── STORED RECORDS ──

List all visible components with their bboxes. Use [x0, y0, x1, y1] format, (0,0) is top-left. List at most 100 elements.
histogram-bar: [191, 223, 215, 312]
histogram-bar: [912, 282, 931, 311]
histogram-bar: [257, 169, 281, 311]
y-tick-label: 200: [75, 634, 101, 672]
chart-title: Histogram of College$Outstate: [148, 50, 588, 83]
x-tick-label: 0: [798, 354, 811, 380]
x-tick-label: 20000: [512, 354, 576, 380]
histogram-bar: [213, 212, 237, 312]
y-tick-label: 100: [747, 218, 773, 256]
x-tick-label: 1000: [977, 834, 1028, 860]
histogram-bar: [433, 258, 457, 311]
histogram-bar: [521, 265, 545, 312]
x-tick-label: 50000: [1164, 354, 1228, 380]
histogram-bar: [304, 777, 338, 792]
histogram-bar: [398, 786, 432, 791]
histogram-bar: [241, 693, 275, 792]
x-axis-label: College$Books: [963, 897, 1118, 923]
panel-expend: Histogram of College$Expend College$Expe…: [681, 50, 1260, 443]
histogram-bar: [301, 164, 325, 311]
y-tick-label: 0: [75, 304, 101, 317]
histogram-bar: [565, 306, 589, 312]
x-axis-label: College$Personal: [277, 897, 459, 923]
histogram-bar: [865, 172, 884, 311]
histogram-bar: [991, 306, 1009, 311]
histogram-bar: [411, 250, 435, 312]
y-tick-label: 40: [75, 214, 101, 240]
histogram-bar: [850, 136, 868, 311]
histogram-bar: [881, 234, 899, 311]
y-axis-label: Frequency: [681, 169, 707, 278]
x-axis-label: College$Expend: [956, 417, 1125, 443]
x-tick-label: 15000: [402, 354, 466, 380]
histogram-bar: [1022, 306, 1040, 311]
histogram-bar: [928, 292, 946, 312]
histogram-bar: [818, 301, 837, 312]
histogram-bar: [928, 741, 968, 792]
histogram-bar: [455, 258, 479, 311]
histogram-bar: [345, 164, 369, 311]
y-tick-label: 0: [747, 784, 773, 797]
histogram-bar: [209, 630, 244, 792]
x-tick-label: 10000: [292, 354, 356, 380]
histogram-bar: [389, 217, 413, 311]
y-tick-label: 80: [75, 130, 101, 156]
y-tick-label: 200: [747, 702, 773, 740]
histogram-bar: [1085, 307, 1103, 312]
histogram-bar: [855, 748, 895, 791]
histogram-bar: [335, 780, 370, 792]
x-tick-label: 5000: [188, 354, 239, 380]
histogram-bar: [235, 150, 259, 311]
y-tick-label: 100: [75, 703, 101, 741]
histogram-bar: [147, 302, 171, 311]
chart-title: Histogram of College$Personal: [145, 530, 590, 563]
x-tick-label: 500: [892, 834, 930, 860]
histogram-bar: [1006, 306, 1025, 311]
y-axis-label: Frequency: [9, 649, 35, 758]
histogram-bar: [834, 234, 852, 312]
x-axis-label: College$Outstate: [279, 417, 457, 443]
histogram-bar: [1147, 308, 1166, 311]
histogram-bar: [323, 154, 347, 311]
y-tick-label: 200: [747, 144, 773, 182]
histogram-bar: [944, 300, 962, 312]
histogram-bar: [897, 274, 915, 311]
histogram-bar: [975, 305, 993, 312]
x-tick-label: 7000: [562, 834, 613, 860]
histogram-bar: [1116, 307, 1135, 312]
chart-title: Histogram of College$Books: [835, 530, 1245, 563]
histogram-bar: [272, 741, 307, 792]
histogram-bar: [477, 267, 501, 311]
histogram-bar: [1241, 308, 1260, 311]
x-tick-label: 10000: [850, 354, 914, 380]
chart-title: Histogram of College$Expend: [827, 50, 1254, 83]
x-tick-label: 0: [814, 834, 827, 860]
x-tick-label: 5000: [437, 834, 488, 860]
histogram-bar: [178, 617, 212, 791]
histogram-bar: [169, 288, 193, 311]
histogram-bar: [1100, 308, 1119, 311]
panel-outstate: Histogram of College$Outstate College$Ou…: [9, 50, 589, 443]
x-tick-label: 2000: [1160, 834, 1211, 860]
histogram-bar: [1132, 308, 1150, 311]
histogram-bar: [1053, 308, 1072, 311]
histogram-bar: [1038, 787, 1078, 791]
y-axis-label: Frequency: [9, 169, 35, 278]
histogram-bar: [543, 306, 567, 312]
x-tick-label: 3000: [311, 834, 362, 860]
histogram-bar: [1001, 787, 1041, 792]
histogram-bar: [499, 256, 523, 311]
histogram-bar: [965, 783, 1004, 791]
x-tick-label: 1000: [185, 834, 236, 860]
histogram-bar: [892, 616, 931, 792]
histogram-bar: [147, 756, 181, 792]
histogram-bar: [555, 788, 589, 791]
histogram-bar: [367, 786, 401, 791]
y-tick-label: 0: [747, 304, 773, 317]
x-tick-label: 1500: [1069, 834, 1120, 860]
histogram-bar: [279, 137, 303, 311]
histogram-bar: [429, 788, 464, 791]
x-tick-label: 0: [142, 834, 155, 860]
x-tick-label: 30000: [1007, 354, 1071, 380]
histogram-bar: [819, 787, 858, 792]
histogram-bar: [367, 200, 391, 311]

───

> **WHAT YOU NEED TO DO**:
Copy every line of the data above without changing anything.

> **EXERCISE SOLUTION**:
List all visible components with their bboxes. Use [x0, y0, x1, y1] format, (0,0) is top-left. List at most 100 elements.
histogram-bar: [191, 223, 215, 312]
histogram-bar: [912, 282, 931, 311]
histogram-bar: [257, 169, 281, 311]
y-tick-label: 200: [75, 634, 101, 672]
chart-title: Histogram of College$Outstate: [148, 50, 588, 83]
x-tick-label: 0: [798, 354, 811, 380]
x-tick-label: 20000: [512, 354, 576, 380]
histogram-bar: [213, 212, 237, 312]
y-tick-label: 100: [747, 218, 773, 256]
x-tick-label: 1000: [977, 834, 1028, 860]
histogram-bar: [433, 258, 457, 311]
histogram-bar: [521, 265, 545, 312]
x-tick-label: 50000: [1164, 354, 1228, 380]
histogram-bar: [304, 777, 338, 792]
histogram-bar: [398, 786, 432, 791]
histogram-bar: [241, 693, 275, 792]
x-axis-label: College$Books: [963, 897, 1118, 923]
panel-expend: Histogram of College$Expend College$Expe…: [681, 50, 1260, 443]
histogram-bar: [301, 164, 325, 311]
y-tick-label: 0: [75, 304, 101, 317]
histogram-bar: [565, 306, 589, 312]
x-axis-label: College$Personal: [277, 897, 459, 923]
histogram-bar: [865, 172, 884, 311]
histogram-bar: [991, 306, 1009, 311]
histogram-bar: [411, 250, 435, 312]
y-tick-label: 40: [75, 214, 101, 240]
histogram-bar: [850, 136, 868, 311]
histogram-bar: [881, 234, 899, 311]
y-axis-label: Frequency: [681, 169, 707, 278]
x-axis-label: College$Expend: [956, 417, 1125, 443]
x-tick-label: 15000: [402, 354, 466, 380]
histogram-bar: [1022, 306, 1040, 311]
histogram-bar: [928, 292, 946, 312]
histogram-bar: [818, 301, 837, 312]
histogram-bar: [928, 741, 968, 792]
histogram-bar: [455, 258, 479, 311]
histogram-bar: [345, 164, 369, 311]
y-tick-label: 0: [747, 784, 773, 797]
histogram-bar: [209, 630, 244, 792]
x-tick-label: 10000: [292, 354, 356, 380]
histogram-bar: [389, 217, 413, 311]
y-tick-label: 80: [75, 130, 101, 156]
y-tick-label: 200: [747, 702, 773, 740]
histogram-bar: [1085, 307, 1103, 312]
histogram-bar: [855, 748, 895, 791]
histogram-bar: [335, 780, 370, 792]
x-tick-label: 5000: [188, 354, 239, 380]
histogram-bar: [235, 150, 259, 311]
y-tick-label: 100: [75, 703, 101, 741]
histogram-bar: [147, 302, 171, 311]
chart-title: Histogram of College$Personal: [145, 530, 590, 563]
x-tick-label: 500: [892, 834, 930, 860]
histogram-bar: [1006, 306, 1025, 311]
y-axis-label: Frequency: [9, 649, 35, 758]
histogram-bar: [834, 234, 852, 312]
x-axis-label: College$Outstate: [279, 417, 457, 443]
histogram-bar: [1147, 308, 1166, 311]
histogram-bar: [323, 154, 347, 311]
y-tick-label: 200: [747, 144, 773, 182]
histogram-bar: [944, 300, 962, 312]
histogram-bar: [897, 274, 915, 311]
histogram-bar: [975, 305, 993, 312]
x-tick-label: 7000: [562, 834, 613, 860]
histogram-bar: [1116, 307, 1135, 312]
chart-title: Histogram of College$Books: [835, 530, 1245, 563]
histogram-bar: [272, 741, 307, 792]
histogram-bar: [477, 267, 501, 311]
histogram-bar: [1241, 308, 1260, 311]
x-tick-label: 10000: [850, 354, 914, 380]
chart-title: Histogram of College$Expend: [827, 50, 1254, 83]
x-tick-label: 0: [814, 834, 827, 860]
x-tick-label: 5000: [437, 834, 488, 860]
histogram-bar: [178, 617, 212, 791]
histogram-bar: [169, 288, 193, 311]
histogram-bar: [1100, 308, 1119, 311]
panel-outstate: Histogram of College$Outstate College$Ou…: [9, 50, 589, 443]
x-tick-label: 2000: [1160, 834, 1211, 860]
histogram-bar: [1132, 308, 1150, 311]
histogram-bar: [1053, 308, 1072, 311]
histogram-bar: [1038, 787, 1078, 791]
y-axis-label: Frequency: [9, 169, 35, 278]
histogram-bar: [543, 306, 567, 312]
x-tick-label: 3000: [311, 834, 362, 860]
histogram-bar: [1001, 787, 1041, 792]
histogram-bar: [499, 256, 523, 311]
histogram-bar: [965, 783, 1004, 791]
x-tick-label: 1000: [185, 834, 236, 860]
histogram-bar: [892, 616, 931, 792]
histogram-bar: [147, 756, 181, 792]
histogram-bar: [555, 788, 589, 791]
histogram-bar: [367, 786, 401, 791]
y-tick-label: 0: [747, 304, 773, 317]
x-tick-label: 1500: [1069, 834, 1120, 860]
histogram-bar: [279, 137, 303, 311]
histogram-bar: [429, 788, 464, 791]
x-tick-label: 0: [142, 834, 155, 860]
x-tick-label: 30000: [1007, 354, 1071, 380]
histogram-bar: [819, 787, 858, 792]
histogram-bar: [367, 200, 391, 311]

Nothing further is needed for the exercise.